■ What is expected: Leave out the pictures and repeat the rest of the material exactly.
+ + +
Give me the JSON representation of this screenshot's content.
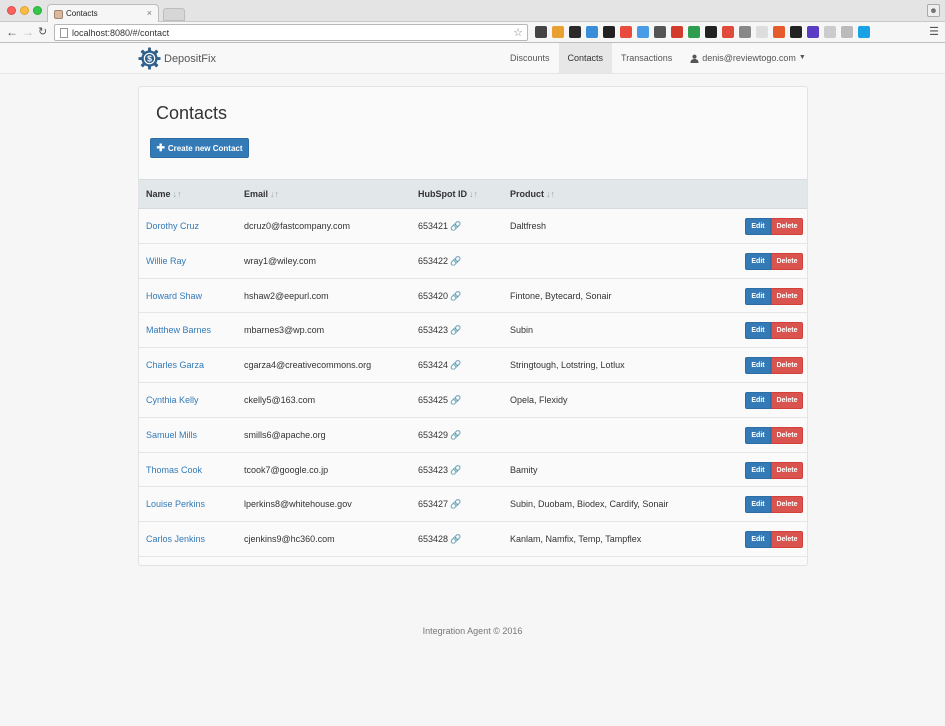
{
  "browser": {
    "tab_title": "Contacts",
    "tab_close": "×",
    "url": "localhost:8080/#/contact",
    "extension_colors": [
      "#444444",
      "#e8a130",
      "#2a2a2a",
      "#3b8fd8",
      "#222222",
      "#e74c3c",
      "#4b9ce8",
      "#555555",
      "#d33b2c",
      "#2d9e4f",
      "#222222",
      "#e04a3a",
      "#888888",
      "#dddddd",
      "#e55b2c",
      "#222222",
      "#5b3cc4",
      "#cccccc",
      "#bbbbbb",
      "#1aa2e6"
    ]
  },
  "appnav": {
    "brand": "DepositFix",
    "links": [
      "Discounts",
      "Contacts",
      "Transactions"
    ],
    "active_link": "Contacts",
    "user": "denis@reviewtogo.com"
  },
  "page": {
    "title": "Contacts",
    "create_button": "Create new Contact",
    "columns": [
      "Name",
      "Email",
      "HubSpot ID",
      "Product"
    ],
    "edit_label": "Edit",
    "delete_label": "Delete",
    "rows": [
      {
        "name": "Dorothy Cruz",
        "email": "dcruz0@fastcompany.com",
        "hubspot_id": "653421",
        "product": "Daltfresh"
      },
      {
        "name": "Willie Ray",
        "email": "wray1@wiley.com",
        "hubspot_id": "653422",
        "product": ""
      },
      {
        "name": "Howard Shaw",
        "email": "hshaw2@eepurl.com",
        "hubspot_id": "653420",
        "product": "Fintone, Bytecard, Sonair"
      },
      {
        "name": "Matthew Barnes",
        "email": "mbarnes3@wp.com",
        "hubspot_id": "653423",
        "product": "Subin"
      },
      {
        "name": "Charles Garza",
        "email": "cgarza4@creativecommons.org",
        "hubspot_id": "653424",
        "product": "Stringtough, Lotstring, Lotlux"
      },
      {
        "name": "Cynthia Kelly",
        "email": "ckelly5@163.com",
        "hubspot_id": "653425",
        "product": "Opela, Flexidy"
      },
      {
        "name": "Samuel Mills",
        "email": "smills6@apache.org",
        "hubspot_id": "653429",
        "product": ""
      },
      {
        "name": "Thomas Cook",
        "email": "tcook7@google.co.jp",
        "hubspot_id": "653423",
        "product": "Bamity"
      },
      {
        "name": "Louise Perkins",
        "email": "lperkins8@whitehouse.gov",
        "hubspot_id": "653427",
        "product": "Subin, Duobam, Biodex, Cardify, Sonair"
      },
      {
        "name": "Carlos Jenkins",
        "email": "cjenkins9@hc360.com",
        "hubspot_id": "653428",
        "product": "Kanlam, Namfix, Temp, Tampflex"
      }
    ]
  },
  "footer": "Integration Agent © 2016",
  "colors": {
    "primary": "#337ab7",
    "danger": "#d9534f",
    "table_header": "#e2e7ea",
    "brand_logo": "#2f5f8a"
  }
}
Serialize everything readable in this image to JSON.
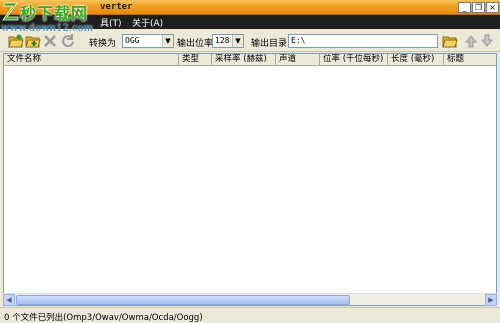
{
  "window": {
    "title": "verter",
    "controls": {
      "minimize": "_",
      "restore": "❐",
      "close": "×"
    }
  },
  "watermark": {
    "brand": "秒下载网",
    "url": "www.down12.com"
  },
  "menu": {
    "tools": "具(T)",
    "about": "关于(A)"
  },
  "toolbar": {
    "convert_to_label": "转换为",
    "format_value": "OGG",
    "bitrate_label": "输出位率",
    "bitrate_value": "128",
    "output_dir_label": "输出目录",
    "output_dir_value": "E:\\"
  },
  "list": {
    "columns": [
      "文件名称",
      "类型",
      "采样率 (赫兹)",
      "声道",
      "位率 (千位每秒)",
      "长度 (毫秒)",
      "标题"
    ]
  },
  "status": {
    "text": "0 个文件已列出(Omp3/Owav/Owma/Ocda/Oogg)"
  },
  "colors": {
    "titlebar": "#f0a020",
    "menubar": "#1e1e1e",
    "watermark_green": "#3aa81c",
    "watermark_blue": "#2c8fc9"
  }
}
+ + +
■ Full response:
Give me the JSON representation of this screenshot's content.
{
  "browser": {
    "tab_title": "Contacts",
    "tab_close": "×",
    "url": "localhost:8080/#/contact",
    "extension_colors": [
      "#444444",
      "#e8a130",
      "#2a2a2a",
      "#3b8fd8",
      "#222222",
      "#e74c3c",
      "#4b9ce8",
      "#555555",
      "#d33b2c",
      "#2d9e4f",
      "#222222",
      "#e04a3a",
      "#888888",
      "#dddddd",
      "#e55b2c",
      "#222222",
      "#5b3cc4",
      "#cccccc",
      "#bbbbbb",
      "#1aa2e6"
    ]
  },
  "appnav": {
    "brand": "DepositFix",
    "links": [
      "Discounts",
      "Contacts",
      "Transactions"
    ],
    "active_link": "Contacts",
    "user": "denis@reviewtogo.com"
  },
  "page": {
    "title": "Contacts",
    "create_button": "Create new Contact",
    "columns": [
      "Name",
      "Email",
      "HubSpot ID",
      "Product"
    ],
    "edit_label": "Edit",
    "delete_label": "Delete",
    "rows": [
      {
        "name": "Dorothy Cruz",
        "email": "dcruz0@fastcompany.com",
        "hubspot_id": "653421",
        "product": "Daltfresh"
      },
      {
        "name": "Willie Ray",
        "email": "wray1@wiley.com",
        "hubspot_id": "653422",
        "product": ""
      },
      {
        "name": "Howard Shaw",
        "email": "hshaw2@eepurl.com",
        "hubspot_id": "653420",
        "product": "Fintone, Bytecard, Sonair"
      },
      {
        "name": "Matthew Barnes",
        "email": "mbarnes3@wp.com",
        "hubspot_id": "653423",
        "product": "Subin"
      },
      {
        "name": "Charles Garza",
        "email": "cgarza4@creativecommons.org",
        "hubspot_id": "653424",
        "product": "Stringtough, Lotstring, Lotlux"
      },
      {
        "name": "Cynthia Kelly",
        "email": "ckelly5@163.com",
        "hubspot_id": "653425",
        "product": "Opela, Flexidy"
      },
      {
        "name": "Samuel Mills",
        "email": "smills6@apache.org",
        "hubspot_id": "653429",
        "product": ""
      },
      {
        "name": "Thomas Cook",
        "email": "tcook7@google.co.jp",
        "hubspot_id": "653423",
        "product": "Bamity"
      },
      {
        "name": "Louise Perkins",
        "email": "lperkins8@whitehouse.gov",
        "hubspot_id": "653427",
        "product": "Subin, Duobam, Biodex, Cardify, Sonair"
      },
      {
        "name": "Carlos Jenkins",
        "email": "cjenkins9@hc360.com",
        "hubspot_id": "653428",
        "product": "Kanlam, Namfix, Temp, Tampflex"
      }
    ]
  },
  "footer": "Integration Agent © 2016",
  "colors": {
    "primary": "#337ab7",
    "danger": "#d9534f",
    "table_header": "#e2e7ea",
    "brand_logo": "#2f5f8a"
  }
}
Serialize everything readable in this image to JSON.
{
  "window": {
    "title": "verter",
    "controls": {
      "minimize": "_",
      "restore": "❐",
      "close": "×"
    }
  },
  "watermark": {
    "brand": "秒下载网",
    "url": "www.down12.com"
  },
  "menu": {
    "tools": "具(T)",
    "about": "关于(A)"
  },
  "toolbar": {
    "convert_to_label": "转换为",
    "format_value": "OGG",
    "bitrate_label": "输出位率",
    "bitrate_value": "128",
    "output_dir_label": "输出目录",
    "output_dir_value": "E:\\"
  },
  "list": {
    "columns": [
      "文件名称",
      "类型",
      "采样率 (赫兹)",
      "声道",
      "位率 (千位每秒)",
      "长度 (毫秒)",
      "标题"
    ]
  },
  "status": {
    "text": "0 个文件已列出(Omp3/Owav/Owma/Ocda/Oogg)"
  },
  "colors": {
    "titlebar": "#f0a020",
    "menubar": "#1e1e1e",
    "watermark_green": "#3aa81c",
    "watermark_blue": "#2c8fc9"
  }
}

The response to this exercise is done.